((
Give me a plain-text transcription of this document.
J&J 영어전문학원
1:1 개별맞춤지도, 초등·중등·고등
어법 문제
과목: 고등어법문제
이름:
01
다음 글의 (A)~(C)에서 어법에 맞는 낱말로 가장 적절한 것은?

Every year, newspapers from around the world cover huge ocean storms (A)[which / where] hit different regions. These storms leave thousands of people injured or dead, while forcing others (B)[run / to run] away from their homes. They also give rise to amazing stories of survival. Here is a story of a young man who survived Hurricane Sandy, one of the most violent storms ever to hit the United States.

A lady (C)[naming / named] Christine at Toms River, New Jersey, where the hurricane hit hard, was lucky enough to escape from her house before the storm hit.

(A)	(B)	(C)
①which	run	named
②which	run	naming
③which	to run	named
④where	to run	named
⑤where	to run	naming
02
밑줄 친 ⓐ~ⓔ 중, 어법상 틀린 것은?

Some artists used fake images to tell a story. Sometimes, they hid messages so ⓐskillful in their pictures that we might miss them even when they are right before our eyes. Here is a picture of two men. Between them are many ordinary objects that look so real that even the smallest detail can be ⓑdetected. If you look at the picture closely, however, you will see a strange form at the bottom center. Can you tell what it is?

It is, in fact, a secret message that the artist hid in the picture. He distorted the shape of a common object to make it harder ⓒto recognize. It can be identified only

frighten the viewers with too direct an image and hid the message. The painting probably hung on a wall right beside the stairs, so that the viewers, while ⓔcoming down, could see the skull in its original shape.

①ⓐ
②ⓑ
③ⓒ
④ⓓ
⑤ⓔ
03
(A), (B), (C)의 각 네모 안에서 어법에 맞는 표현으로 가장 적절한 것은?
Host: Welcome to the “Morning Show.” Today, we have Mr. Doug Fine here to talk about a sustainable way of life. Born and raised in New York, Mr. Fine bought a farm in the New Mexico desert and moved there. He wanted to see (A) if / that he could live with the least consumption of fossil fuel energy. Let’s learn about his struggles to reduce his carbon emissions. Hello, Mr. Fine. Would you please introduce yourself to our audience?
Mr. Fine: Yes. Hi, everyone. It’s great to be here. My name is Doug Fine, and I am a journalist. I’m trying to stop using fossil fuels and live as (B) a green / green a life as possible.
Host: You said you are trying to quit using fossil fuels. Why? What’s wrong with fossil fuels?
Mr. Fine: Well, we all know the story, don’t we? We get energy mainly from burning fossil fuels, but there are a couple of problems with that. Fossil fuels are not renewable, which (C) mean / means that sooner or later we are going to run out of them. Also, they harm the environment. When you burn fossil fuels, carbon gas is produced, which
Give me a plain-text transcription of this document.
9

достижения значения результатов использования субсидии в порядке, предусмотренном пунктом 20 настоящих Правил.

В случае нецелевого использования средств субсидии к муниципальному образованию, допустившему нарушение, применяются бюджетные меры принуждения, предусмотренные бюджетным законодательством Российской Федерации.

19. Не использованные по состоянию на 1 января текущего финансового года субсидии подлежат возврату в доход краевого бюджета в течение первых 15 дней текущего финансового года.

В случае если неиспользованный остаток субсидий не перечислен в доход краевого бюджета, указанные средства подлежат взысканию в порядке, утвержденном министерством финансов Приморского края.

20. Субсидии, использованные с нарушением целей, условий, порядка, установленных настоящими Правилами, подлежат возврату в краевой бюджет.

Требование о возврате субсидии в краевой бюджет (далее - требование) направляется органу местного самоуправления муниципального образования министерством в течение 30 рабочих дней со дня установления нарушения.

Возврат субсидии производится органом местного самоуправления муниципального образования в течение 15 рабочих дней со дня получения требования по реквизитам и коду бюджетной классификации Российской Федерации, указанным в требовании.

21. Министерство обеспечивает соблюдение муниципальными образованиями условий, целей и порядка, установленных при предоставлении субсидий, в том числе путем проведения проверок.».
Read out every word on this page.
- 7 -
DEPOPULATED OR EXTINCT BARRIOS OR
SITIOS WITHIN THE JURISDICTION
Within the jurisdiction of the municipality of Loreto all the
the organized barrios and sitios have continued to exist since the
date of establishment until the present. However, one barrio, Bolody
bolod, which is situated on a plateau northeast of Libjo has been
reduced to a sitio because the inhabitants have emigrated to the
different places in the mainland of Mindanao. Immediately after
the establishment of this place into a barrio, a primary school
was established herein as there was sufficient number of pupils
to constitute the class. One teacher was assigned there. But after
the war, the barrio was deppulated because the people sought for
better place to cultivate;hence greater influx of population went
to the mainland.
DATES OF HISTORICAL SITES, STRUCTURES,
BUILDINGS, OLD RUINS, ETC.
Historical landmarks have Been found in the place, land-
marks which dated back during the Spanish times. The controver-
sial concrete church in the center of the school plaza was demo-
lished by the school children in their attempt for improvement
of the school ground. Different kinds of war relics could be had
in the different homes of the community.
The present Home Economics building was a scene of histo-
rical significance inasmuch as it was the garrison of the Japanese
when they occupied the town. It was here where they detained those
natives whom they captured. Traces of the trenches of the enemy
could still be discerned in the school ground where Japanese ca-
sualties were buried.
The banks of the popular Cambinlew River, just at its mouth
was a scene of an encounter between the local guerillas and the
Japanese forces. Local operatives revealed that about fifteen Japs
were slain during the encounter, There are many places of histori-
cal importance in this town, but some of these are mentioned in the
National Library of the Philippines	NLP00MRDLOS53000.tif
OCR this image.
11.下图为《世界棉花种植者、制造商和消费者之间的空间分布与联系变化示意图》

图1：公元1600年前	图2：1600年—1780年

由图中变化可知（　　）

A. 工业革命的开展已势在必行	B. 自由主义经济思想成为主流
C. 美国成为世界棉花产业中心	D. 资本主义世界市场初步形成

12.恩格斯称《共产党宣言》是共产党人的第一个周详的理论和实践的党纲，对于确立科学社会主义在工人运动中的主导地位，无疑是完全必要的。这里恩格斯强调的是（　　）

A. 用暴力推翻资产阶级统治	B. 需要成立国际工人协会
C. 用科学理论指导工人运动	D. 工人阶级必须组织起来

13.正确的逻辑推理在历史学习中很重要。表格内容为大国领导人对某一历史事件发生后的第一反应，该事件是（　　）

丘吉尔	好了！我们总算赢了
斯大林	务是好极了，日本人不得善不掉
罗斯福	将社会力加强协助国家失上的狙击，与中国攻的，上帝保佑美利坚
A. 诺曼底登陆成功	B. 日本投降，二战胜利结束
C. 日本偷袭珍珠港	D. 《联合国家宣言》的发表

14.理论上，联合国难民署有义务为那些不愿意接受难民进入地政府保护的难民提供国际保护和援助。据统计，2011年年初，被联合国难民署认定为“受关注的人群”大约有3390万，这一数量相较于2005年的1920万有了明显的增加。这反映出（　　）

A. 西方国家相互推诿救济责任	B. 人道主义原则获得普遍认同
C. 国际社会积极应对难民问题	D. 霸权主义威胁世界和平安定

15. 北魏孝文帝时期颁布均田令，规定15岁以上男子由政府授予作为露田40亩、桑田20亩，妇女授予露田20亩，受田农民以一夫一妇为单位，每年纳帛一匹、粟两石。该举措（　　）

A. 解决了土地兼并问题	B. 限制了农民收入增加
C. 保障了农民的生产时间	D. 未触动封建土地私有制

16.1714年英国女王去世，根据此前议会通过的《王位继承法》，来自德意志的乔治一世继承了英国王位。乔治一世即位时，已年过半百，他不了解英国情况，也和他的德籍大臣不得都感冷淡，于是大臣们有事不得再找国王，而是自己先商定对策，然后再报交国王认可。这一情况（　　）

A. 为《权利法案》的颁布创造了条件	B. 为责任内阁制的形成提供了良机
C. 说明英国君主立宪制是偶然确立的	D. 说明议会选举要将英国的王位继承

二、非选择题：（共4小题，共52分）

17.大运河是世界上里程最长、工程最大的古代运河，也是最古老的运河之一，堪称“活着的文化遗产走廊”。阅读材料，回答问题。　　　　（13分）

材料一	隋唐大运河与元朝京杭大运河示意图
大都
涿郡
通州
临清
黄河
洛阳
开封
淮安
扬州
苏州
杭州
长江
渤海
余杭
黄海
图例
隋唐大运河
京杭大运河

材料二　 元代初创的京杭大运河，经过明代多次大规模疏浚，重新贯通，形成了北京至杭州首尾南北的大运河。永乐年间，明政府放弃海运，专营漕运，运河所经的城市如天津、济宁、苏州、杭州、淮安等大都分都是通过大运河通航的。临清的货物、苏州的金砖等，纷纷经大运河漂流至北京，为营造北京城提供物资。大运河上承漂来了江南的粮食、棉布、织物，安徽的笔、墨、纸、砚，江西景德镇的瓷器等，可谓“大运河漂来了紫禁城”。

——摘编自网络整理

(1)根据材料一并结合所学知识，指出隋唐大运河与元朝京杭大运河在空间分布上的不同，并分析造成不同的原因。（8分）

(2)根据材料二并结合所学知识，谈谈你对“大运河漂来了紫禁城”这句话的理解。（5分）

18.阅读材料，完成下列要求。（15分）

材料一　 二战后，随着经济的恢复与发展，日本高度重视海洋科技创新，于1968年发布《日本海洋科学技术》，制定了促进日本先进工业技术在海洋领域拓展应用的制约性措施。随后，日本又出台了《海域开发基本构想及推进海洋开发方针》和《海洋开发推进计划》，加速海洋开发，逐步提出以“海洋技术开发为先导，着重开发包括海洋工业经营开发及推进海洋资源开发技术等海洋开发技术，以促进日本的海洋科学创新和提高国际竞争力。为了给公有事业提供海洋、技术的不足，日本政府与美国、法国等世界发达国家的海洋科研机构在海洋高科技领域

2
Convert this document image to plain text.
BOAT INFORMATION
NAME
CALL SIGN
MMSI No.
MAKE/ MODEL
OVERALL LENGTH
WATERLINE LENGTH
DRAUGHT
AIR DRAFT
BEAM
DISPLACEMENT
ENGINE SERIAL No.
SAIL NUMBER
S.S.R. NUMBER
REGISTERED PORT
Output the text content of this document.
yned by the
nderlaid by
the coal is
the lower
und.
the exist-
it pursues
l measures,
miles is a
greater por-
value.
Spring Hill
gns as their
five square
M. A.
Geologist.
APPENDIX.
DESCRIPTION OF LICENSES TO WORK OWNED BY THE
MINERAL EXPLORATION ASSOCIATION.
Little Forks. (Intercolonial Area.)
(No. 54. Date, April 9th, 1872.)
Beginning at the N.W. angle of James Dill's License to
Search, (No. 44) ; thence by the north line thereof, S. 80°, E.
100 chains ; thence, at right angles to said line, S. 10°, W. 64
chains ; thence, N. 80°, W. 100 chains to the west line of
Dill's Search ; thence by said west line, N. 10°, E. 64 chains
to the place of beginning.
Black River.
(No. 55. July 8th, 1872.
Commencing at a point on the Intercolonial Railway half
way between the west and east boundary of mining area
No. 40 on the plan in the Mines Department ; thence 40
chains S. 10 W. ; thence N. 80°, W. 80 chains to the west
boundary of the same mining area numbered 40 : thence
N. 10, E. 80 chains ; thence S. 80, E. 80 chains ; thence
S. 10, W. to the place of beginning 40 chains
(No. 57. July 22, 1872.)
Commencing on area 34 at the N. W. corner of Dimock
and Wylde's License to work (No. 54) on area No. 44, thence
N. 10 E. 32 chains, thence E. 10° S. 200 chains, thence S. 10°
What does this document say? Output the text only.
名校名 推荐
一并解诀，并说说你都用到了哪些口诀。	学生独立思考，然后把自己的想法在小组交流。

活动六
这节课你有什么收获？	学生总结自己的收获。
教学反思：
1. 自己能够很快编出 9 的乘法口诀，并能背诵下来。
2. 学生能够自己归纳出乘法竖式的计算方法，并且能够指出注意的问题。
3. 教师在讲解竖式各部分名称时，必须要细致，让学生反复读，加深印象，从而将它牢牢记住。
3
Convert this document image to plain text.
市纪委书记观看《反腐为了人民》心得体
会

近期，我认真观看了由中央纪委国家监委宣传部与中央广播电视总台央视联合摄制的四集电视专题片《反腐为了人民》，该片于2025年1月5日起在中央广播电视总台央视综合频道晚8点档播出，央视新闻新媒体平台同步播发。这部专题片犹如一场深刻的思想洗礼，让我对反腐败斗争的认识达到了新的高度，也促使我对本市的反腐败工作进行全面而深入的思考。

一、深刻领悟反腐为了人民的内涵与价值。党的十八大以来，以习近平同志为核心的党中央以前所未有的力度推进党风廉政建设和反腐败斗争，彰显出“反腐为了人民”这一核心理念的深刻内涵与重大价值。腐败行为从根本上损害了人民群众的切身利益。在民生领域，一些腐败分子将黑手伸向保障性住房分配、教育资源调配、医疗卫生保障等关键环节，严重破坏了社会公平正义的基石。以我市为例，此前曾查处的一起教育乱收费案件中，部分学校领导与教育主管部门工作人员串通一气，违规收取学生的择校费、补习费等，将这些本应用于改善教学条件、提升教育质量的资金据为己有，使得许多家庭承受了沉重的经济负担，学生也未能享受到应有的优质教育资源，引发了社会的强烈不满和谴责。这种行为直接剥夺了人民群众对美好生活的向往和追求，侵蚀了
))
- **Given task**
Copy every line of the listing where the word "center" appears.

- **Solution for this problem**
Some artists used fake images to tell a story. Sometimes, they hid messages so ⓐskillful in their pictures that we might miss them even when they are right before our eyes. Here is a picture of two men. Between them are many ordinary objects that look so real that even the smallest detail can be ⓑdetected. If you look at the picture closely, however, you will see a strange form at the bottom center. Can you tell what it is?
sial concrete church in the center of the school plaza was demo-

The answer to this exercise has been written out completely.